TASK BRIEF - Give back a single number, the count of lines containing the word "including".

== DATASET ==

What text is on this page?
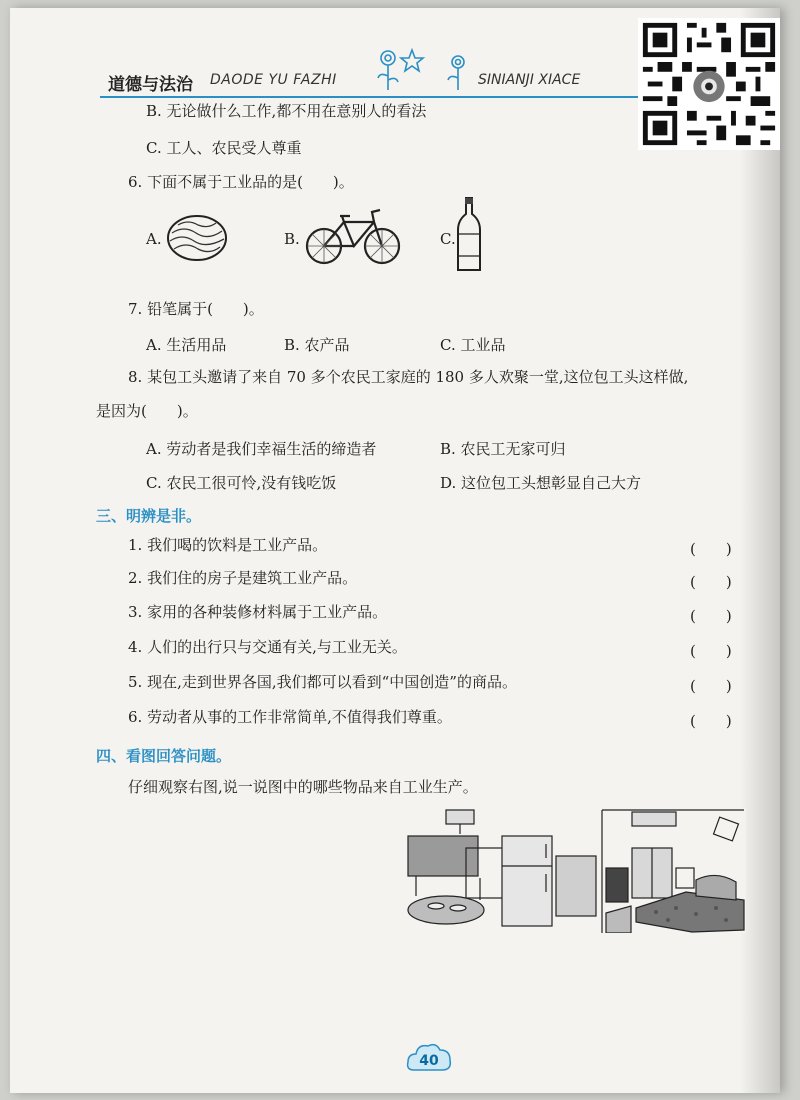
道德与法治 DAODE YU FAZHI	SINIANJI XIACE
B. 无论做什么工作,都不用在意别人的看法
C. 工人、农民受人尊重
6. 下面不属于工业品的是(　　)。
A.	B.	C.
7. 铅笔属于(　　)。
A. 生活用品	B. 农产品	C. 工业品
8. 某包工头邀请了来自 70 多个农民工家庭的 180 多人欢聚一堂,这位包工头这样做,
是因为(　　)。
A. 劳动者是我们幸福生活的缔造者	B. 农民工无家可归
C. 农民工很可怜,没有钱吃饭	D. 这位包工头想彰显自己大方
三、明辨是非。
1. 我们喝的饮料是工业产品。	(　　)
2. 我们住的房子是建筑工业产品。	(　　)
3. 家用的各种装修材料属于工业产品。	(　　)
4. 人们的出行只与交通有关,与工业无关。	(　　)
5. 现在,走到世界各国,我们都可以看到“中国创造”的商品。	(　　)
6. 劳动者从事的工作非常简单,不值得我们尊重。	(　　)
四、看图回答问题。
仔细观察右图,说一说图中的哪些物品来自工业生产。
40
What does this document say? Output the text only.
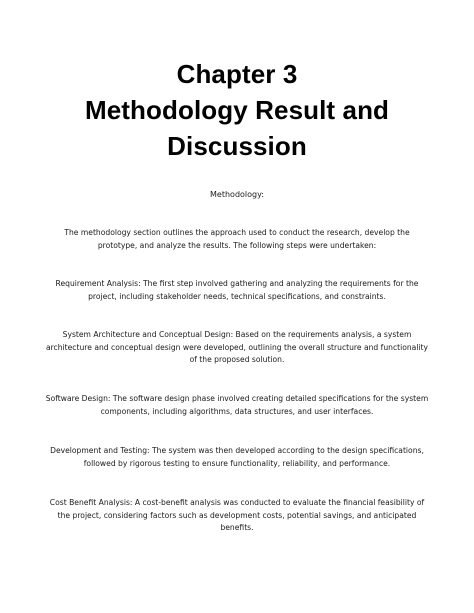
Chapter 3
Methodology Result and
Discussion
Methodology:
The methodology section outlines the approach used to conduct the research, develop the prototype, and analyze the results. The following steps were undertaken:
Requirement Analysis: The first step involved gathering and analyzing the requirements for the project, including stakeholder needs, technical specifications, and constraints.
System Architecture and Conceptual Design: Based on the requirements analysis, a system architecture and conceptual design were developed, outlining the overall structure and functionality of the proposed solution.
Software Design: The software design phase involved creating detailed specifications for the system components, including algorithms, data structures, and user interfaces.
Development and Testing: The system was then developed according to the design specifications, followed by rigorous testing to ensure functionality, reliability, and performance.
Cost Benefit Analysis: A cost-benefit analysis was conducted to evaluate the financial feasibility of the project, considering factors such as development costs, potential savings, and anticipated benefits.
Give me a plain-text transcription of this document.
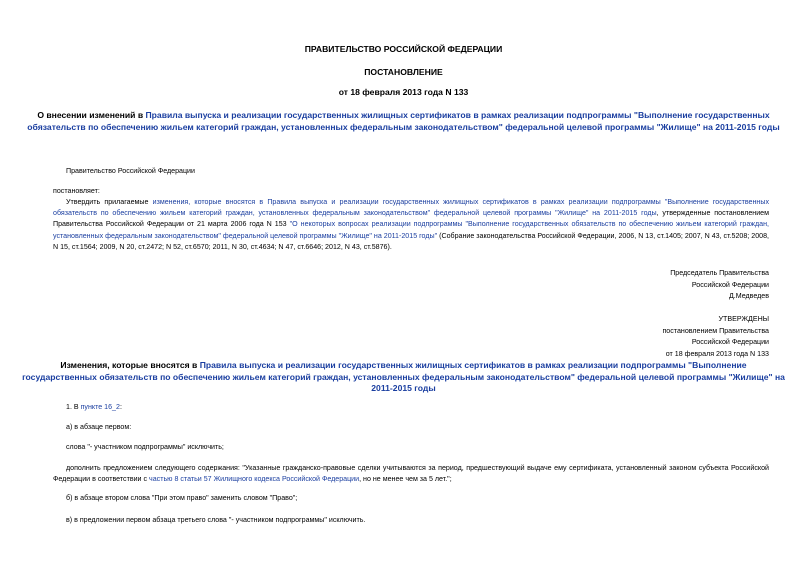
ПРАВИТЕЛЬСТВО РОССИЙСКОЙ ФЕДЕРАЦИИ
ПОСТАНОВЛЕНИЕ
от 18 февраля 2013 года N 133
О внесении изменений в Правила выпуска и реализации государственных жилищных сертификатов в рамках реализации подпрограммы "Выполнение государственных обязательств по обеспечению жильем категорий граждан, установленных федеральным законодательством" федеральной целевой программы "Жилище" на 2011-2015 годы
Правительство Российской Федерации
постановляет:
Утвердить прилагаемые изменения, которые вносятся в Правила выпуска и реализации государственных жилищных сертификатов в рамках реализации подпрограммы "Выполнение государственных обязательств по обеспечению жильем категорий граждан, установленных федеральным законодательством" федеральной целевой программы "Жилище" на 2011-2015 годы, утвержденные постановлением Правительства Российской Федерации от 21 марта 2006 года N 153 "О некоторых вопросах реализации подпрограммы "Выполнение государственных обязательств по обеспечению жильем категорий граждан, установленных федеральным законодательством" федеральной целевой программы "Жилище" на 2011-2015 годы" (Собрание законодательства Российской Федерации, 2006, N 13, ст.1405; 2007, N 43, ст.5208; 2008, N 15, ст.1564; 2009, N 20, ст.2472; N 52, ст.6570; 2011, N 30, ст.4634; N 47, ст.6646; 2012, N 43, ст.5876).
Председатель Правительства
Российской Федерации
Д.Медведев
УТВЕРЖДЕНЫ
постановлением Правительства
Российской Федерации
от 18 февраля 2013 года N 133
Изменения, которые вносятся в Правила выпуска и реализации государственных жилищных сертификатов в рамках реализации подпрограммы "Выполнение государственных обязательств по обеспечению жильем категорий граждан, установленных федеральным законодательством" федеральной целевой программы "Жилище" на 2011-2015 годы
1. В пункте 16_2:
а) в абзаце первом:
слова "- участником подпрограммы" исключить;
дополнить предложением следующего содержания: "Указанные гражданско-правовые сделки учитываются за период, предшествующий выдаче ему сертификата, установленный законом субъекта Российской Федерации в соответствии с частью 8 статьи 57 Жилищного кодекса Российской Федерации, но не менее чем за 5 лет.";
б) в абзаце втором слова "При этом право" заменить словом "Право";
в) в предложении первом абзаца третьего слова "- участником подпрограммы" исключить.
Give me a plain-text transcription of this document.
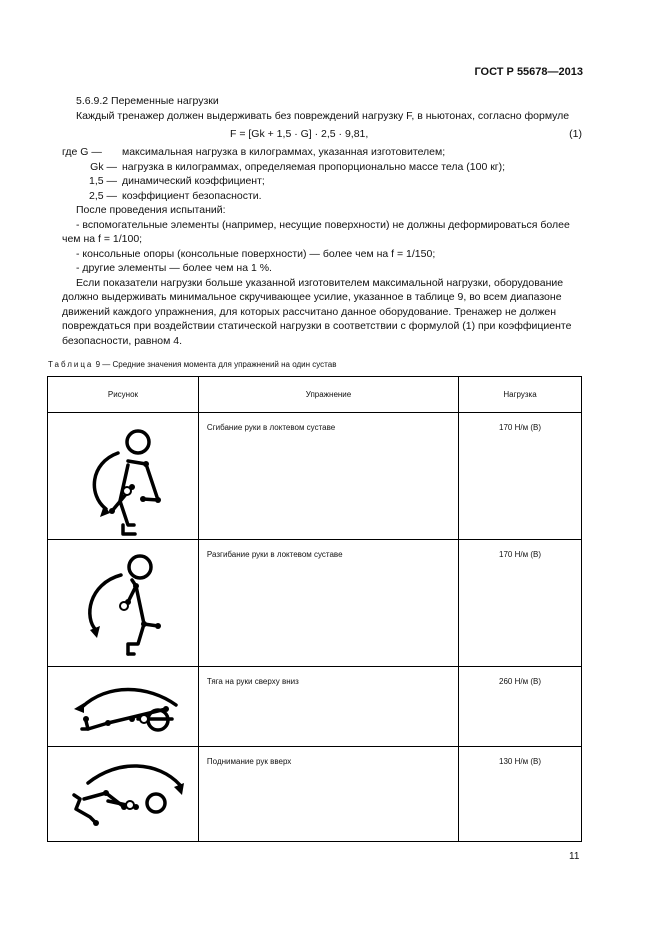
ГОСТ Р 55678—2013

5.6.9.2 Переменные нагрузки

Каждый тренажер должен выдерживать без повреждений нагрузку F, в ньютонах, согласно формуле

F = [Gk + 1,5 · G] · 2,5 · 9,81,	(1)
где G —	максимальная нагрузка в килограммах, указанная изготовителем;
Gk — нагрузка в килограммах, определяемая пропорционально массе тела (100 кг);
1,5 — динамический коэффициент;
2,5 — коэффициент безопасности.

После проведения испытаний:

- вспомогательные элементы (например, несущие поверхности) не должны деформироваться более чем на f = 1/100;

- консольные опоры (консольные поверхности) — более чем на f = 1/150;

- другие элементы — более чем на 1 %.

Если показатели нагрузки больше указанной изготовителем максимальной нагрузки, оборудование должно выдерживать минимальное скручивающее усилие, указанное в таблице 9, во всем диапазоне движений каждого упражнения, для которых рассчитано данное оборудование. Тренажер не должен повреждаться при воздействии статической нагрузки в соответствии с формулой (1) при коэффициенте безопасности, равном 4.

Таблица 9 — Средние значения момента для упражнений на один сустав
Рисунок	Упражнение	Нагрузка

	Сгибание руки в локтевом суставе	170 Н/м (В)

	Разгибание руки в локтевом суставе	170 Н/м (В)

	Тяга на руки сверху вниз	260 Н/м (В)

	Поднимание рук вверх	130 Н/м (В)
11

===
== DATASET ==

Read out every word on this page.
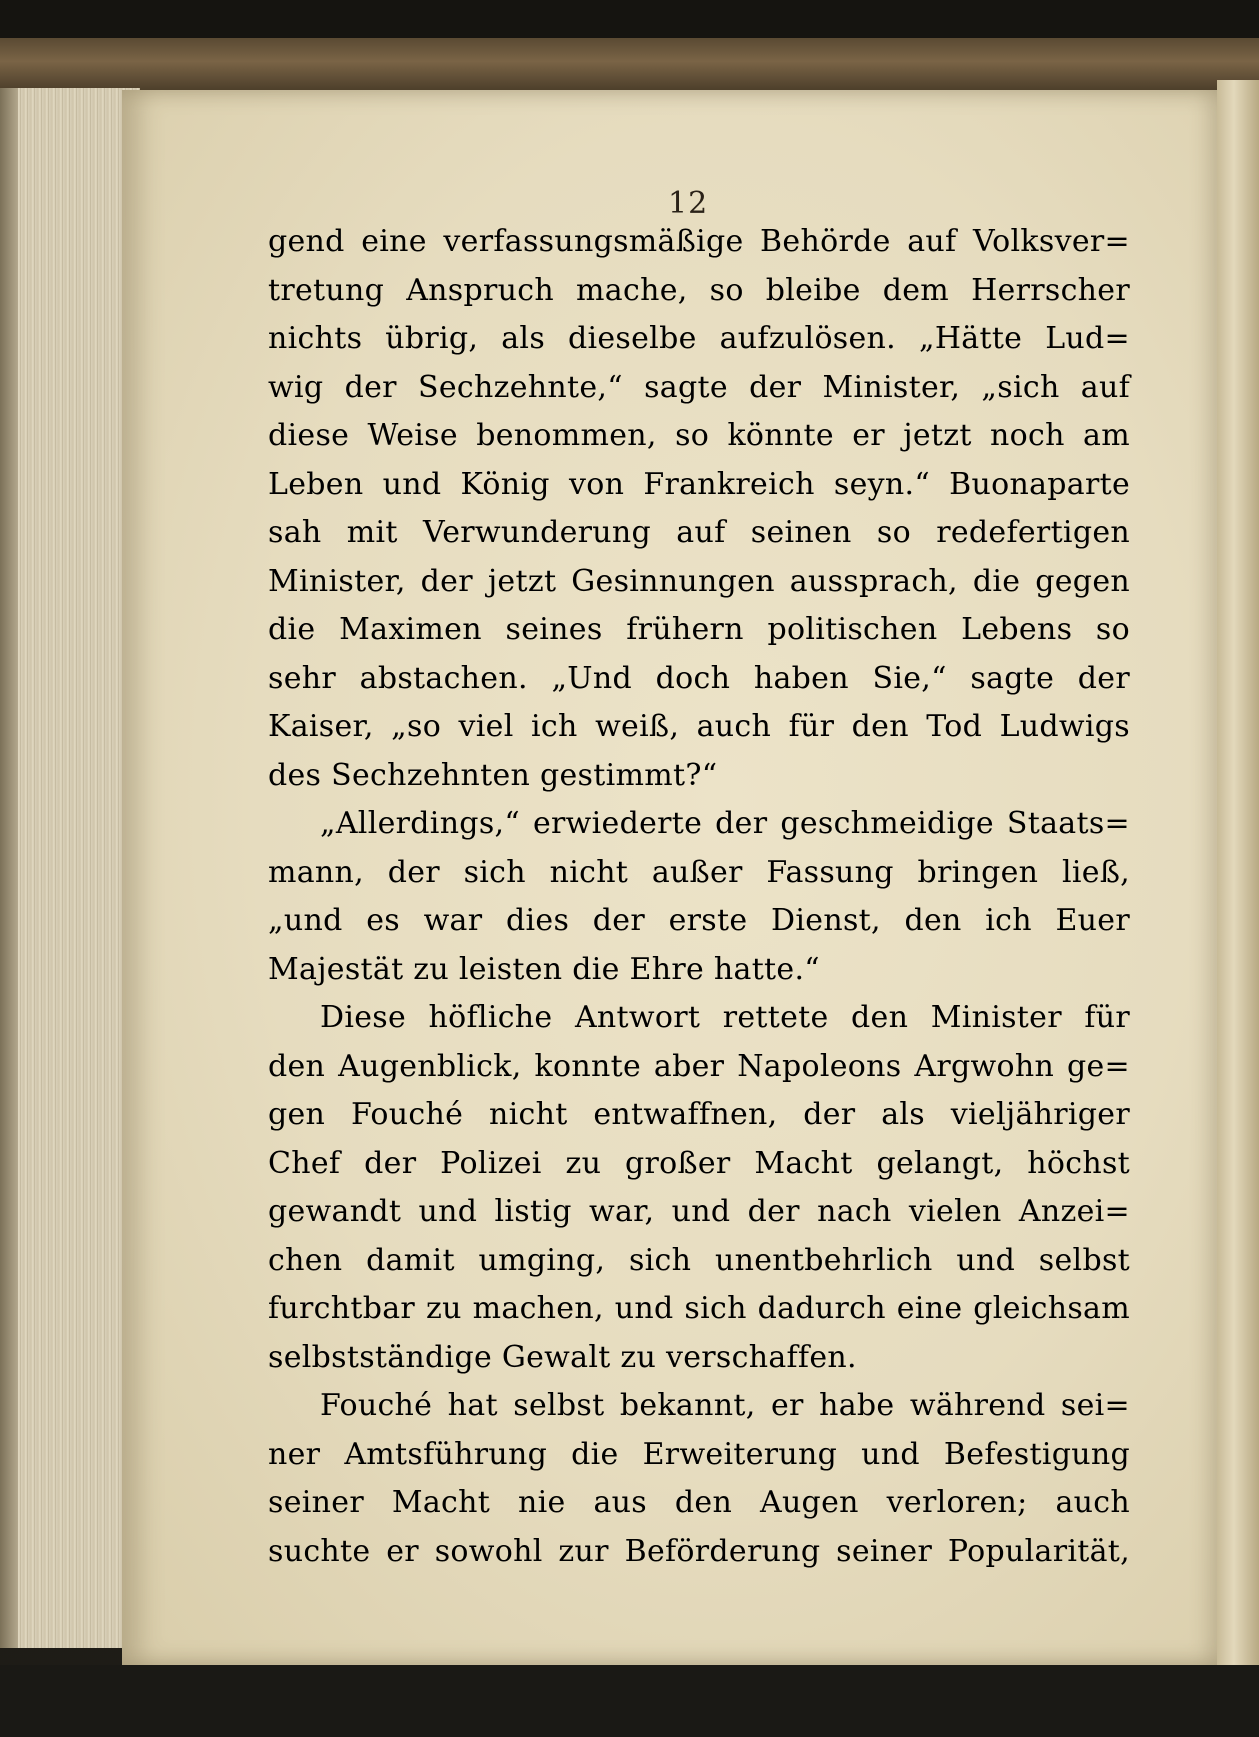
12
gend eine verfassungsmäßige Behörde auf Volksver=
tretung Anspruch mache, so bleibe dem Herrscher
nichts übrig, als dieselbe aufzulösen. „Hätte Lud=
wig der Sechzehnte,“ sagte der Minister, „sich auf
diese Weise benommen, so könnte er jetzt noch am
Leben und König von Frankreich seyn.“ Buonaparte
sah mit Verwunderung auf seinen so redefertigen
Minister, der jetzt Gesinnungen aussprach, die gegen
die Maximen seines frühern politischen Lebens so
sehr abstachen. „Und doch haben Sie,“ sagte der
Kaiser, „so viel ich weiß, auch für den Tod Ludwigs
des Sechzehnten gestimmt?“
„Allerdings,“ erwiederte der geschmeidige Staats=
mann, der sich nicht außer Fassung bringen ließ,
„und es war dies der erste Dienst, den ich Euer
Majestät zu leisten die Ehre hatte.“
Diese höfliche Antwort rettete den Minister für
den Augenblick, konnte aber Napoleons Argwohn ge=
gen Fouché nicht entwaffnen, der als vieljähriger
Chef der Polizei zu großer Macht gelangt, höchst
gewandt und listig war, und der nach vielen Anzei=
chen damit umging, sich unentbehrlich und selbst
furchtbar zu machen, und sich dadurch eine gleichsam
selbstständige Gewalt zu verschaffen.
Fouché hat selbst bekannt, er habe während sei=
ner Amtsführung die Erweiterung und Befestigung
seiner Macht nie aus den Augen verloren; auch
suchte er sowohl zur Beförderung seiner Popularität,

===
== DATASET ==

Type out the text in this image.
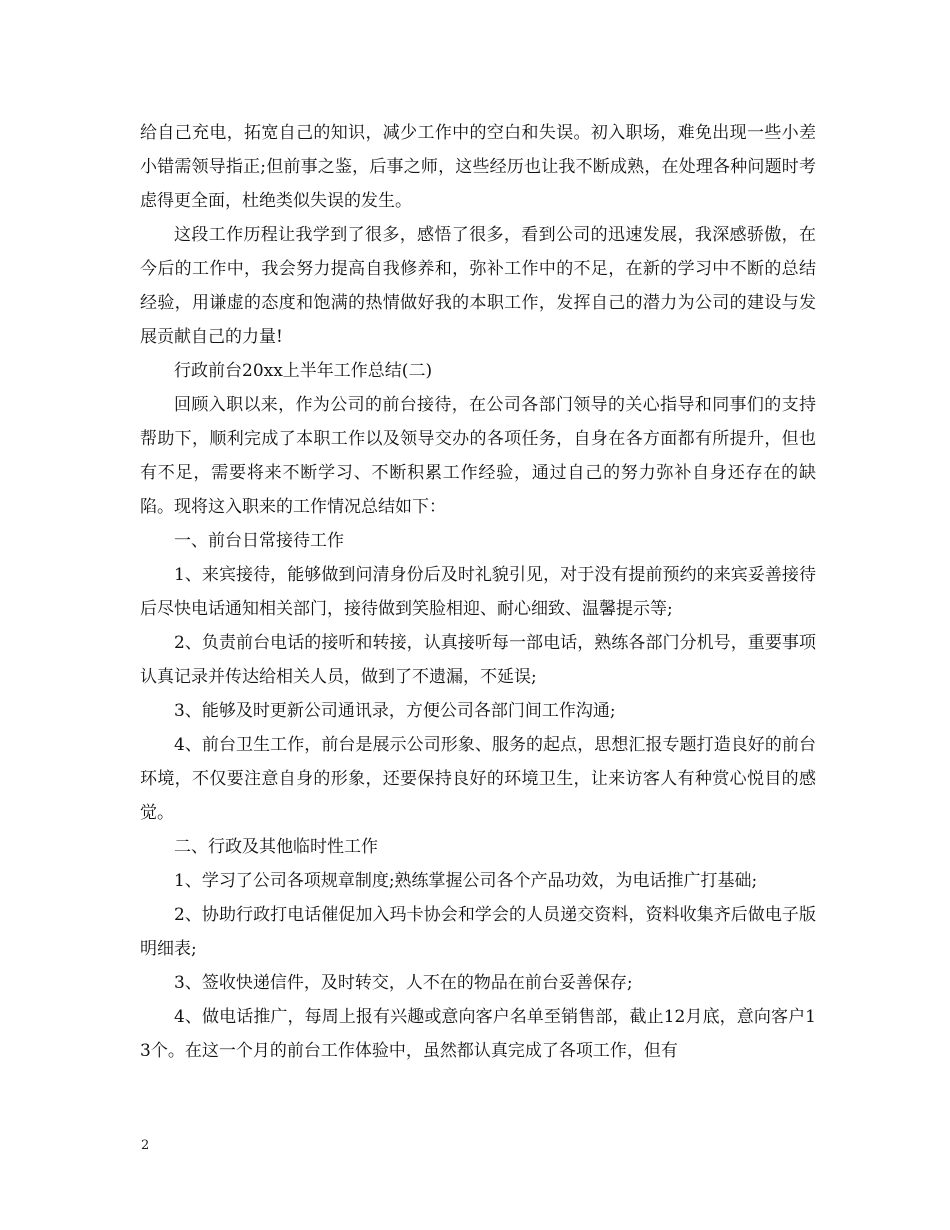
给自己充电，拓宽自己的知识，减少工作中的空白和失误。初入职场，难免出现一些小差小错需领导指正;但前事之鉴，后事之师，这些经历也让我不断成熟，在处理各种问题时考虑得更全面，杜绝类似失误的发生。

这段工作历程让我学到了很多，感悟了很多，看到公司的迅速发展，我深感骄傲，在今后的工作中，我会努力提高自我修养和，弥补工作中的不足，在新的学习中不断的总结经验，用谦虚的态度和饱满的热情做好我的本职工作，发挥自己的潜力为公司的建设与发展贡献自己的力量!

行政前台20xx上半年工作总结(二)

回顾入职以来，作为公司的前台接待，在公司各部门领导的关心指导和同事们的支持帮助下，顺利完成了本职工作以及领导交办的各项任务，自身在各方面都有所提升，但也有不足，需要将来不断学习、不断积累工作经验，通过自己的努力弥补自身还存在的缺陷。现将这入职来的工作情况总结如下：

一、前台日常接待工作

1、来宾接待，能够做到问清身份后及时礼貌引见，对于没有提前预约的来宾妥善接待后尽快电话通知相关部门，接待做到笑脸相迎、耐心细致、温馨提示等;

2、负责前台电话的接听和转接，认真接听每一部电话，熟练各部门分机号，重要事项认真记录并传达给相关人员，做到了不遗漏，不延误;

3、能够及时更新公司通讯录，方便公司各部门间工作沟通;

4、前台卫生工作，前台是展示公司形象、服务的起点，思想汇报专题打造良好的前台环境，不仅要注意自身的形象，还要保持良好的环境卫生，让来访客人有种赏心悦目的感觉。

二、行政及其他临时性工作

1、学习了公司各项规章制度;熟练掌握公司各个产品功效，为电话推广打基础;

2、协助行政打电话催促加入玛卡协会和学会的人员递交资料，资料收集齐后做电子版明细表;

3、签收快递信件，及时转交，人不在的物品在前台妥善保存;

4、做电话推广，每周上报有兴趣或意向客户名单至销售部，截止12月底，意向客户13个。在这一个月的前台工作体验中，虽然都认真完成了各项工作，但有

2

===

WRITTEN RESPONSE - 2